L'étranger Joseph Ged et la presse chimère Par Mohamed Benchicou
Joseph Ged vient de siffler la fin de la comédie : désormais, c'est la liberté ou l'argent. Et notre presse s'est réveillée en sursaut, avec une gueule de bois et une humeur diablement irritée : "Qui est cet étranger qui met le nez dans nos arrangements d'Algériens ? " Ged a fait mouche. Il a répercuté avec un vocabulaire d'homme d'affaires des consignes d'El Mouradia que le ministre de la Communication avait eu de la peine à exprimer dans le jargon politicien.
Un seau d'eau froide. C'est avec un seau d’eau froide que le patron d’Oredoo a jeté la presse algérienne hors de son lit d’illusions : debout, il est l'heure de choisir entre la liberté et l'argent. Jusque-là, portée par toutes sortes de leurres, la presse algérienne avait vécu dans le culte de l'ambivalence et dans la conviction que l'on pouvait avoir les deux, la liberté et l'argent. Née puis mûrie dans les émotions particulières d'une nation en gestation, jouissant, aux yeux de l'histoire, de la sacralité d'octobre 88 et, à ceux du pouvoir, du statut de faire-valoir démocratique, elle s'autorisait la critique du pouvoir tout en empochant l’argent de ce même pouvoir. C'était la presse chimère, du nom de ce monstre fabuleux composite, ayant la tête d'un lion, le corps d'une femme, la queue d'un dragon et crachant du feu. Voilà un quart de siècle qu'elle se nourrit (au propre comme au figuré) de cette équivoque jusqu'à devenir la presse de l'ambiguïté, vivant de sa propre mythologie, accommodant le corps de femme avec la gueule du dragon, une main pour l'obole l'autre pour la plume, la bouche tantôt cousue tantôt crachant du feu à loisir, presse unique au monde, cumulant les privilèges du bandit d'honneur et ceux de la secrète concubine.

Enregistrements contenus dans un jeu de données>
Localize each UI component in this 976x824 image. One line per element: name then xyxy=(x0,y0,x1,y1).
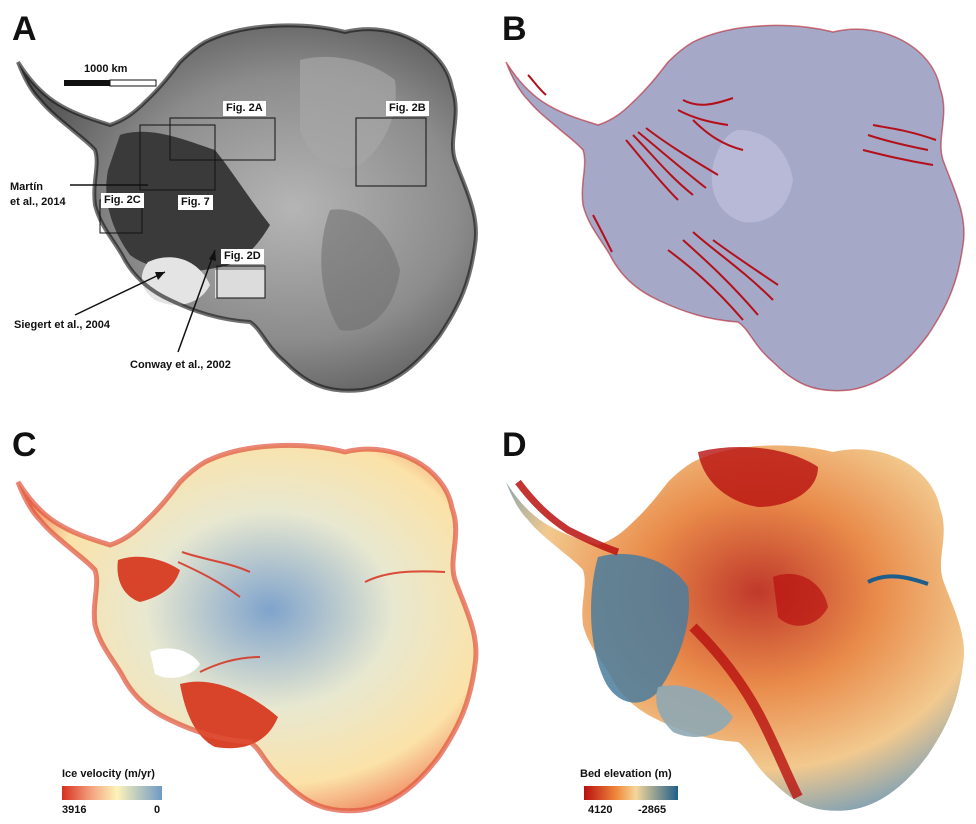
east-antarctica-light xyxy=(300,56,396,169)
stream-13 xyxy=(862,149,934,166)
east-low-channel xyxy=(867,574,929,586)
stream-4 xyxy=(645,127,719,176)
fig-2a-label: Fig. 2A xyxy=(223,101,266,116)
citation-conway: Conway et al., 2002 xyxy=(130,359,231,371)
bed-colorbar-min: 4120 xyxy=(588,804,613,816)
interior-high-bed xyxy=(773,573,828,626)
panel-c: C Ice velocity (m/yr) 3916 0 xyxy=(0,412,488,824)
bed-colorbar-title: Bed elevation (m) xyxy=(580,768,672,780)
fig-7-label: Fig. 7 xyxy=(178,195,213,210)
stream-15 xyxy=(592,214,613,253)
citation-siegert: Siegert et al., 2004 xyxy=(14,319,110,331)
bed-colorbar xyxy=(584,786,678,800)
interior-plateau xyxy=(711,130,793,223)
stream-11 xyxy=(712,239,779,286)
panel-letter-b: B xyxy=(502,10,527,48)
stream-7 xyxy=(692,119,744,151)
velocity-colorbar xyxy=(62,786,162,800)
panel-d-map xyxy=(506,445,964,811)
panel-c-map xyxy=(0,412,488,824)
stream-3 xyxy=(637,131,707,189)
ross-light-region xyxy=(215,270,265,298)
stream-12 xyxy=(867,134,929,151)
scale-bar-black xyxy=(64,80,110,86)
transantarctic-mountains xyxy=(689,623,803,800)
fast-stream-2 xyxy=(181,551,251,573)
antarctica-outline xyxy=(506,445,964,811)
scale-bar-label: 1000 km xyxy=(84,63,128,75)
panel-letter-a: A xyxy=(12,10,37,48)
no-data-patch xyxy=(150,648,200,678)
panel-b-map xyxy=(505,24,965,392)
stream-10 xyxy=(692,231,774,301)
fig-2b-label: Fig. 2B xyxy=(386,101,429,116)
panel-a-map xyxy=(16,23,478,393)
west-antarctica-low-bed xyxy=(591,553,689,703)
bed-colorbar-max: -2865 xyxy=(638,804,667,816)
velocity-colorbar-max: 0 xyxy=(154,804,161,816)
velocity-colorbar-title: Ice velocity (m/yr) xyxy=(62,768,155,780)
scale-bar-white xyxy=(109,79,157,87)
fig-2c-label: Fig. 2C xyxy=(101,193,144,208)
stream-1 xyxy=(625,139,679,201)
stream-9 xyxy=(682,239,759,316)
fast-streams xyxy=(177,551,446,673)
fast-stream-1 xyxy=(177,561,241,598)
stream-8 xyxy=(667,249,744,321)
ice-streams xyxy=(527,74,937,321)
fast-stream-3 xyxy=(364,570,446,583)
panel-letter-d: D xyxy=(502,426,527,464)
citation-martin-line2: et al., 2014 xyxy=(10,196,66,208)
stream-14 xyxy=(872,124,937,141)
stream-5 xyxy=(677,109,729,126)
siegert-arrowhead xyxy=(155,272,165,280)
gamburtsev-high-bed xyxy=(698,447,818,507)
stream-16 xyxy=(527,74,547,96)
siegert-leader xyxy=(74,271,166,316)
fast-stream-4 xyxy=(199,656,261,673)
citation-martin-line1: Martín xyxy=(10,181,43,193)
velocity-colorbar-min: 3916 xyxy=(62,804,87,816)
panel-b: B xyxy=(488,0,976,410)
stream-6 xyxy=(682,97,734,106)
peninsula-high-bed xyxy=(515,479,620,556)
panel-a: A 1000 km Fig. 2A Fig. 2B Fig. 2C Fig. 7… xyxy=(0,0,488,410)
ronne-fast-flow xyxy=(117,556,180,602)
antarctica-outline xyxy=(18,445,476,811)
fig-2d-box xyxy=(216,265,266,299)
ross-low-bed xyxy=(656,685,733,737)
east-antarctica-shade xyxy=(321,209,400,331)
panel-d: D Bed elevation (m) 4120 -2865 xyxy=(488,412,976,824)
conway-arrowhead xyxy=(209,250,216,261)
fig-7-box xyxy=(139,124,216,191)
fig-2a-box xyxy=(169,117,276,161)
fig-2b-box xyxy=(355,117,427,187)
stream-2 xyxy=(632,134,694,196)
conway-leader xyxy=(177,249,216,353)
fig-2d-label: Fig. 2D xyxy=(221,249,264,264)
panel-letter-c: C xyxy=(12,426,37,464)
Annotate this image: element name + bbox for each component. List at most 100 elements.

Série d'exercices>
a) Extrayez du texte sur la presse algérienne le passage compris entre « L'étranger Joseph Ged » et « le jargon politicien. », bornes incluses.
b) D'après le texte sur la presse algérienne, entre quoi le patron d'Oredoo somme-t-il la presse de choisir ?
Ces enregistrements forment un matériau distinct du texte sur la presse algérienne.

Réponses finales>
a)
L'étranger Joseph Ged et la presse chimère Par Mohamed Benchicou
Joseph Ged vient de siffler la fin de la comédie : désormais, c'est la liberté ou l'argent. Et notre presse s'est réveillée en sursaut, avec une gueule de bois et une humeur diablement irritée : "Qui est cet étranger qui met le nez dans nos arrangements d'Algériens ? " Ged a fait mouche. Il a répercuté avec un vocabulaire d'homme d'affaires des consignes d'El Mouradia que le ministre de la Communication avait eu de la peine à exprimer dans le jargon politicien.

b) Entre la liberté et l'argent.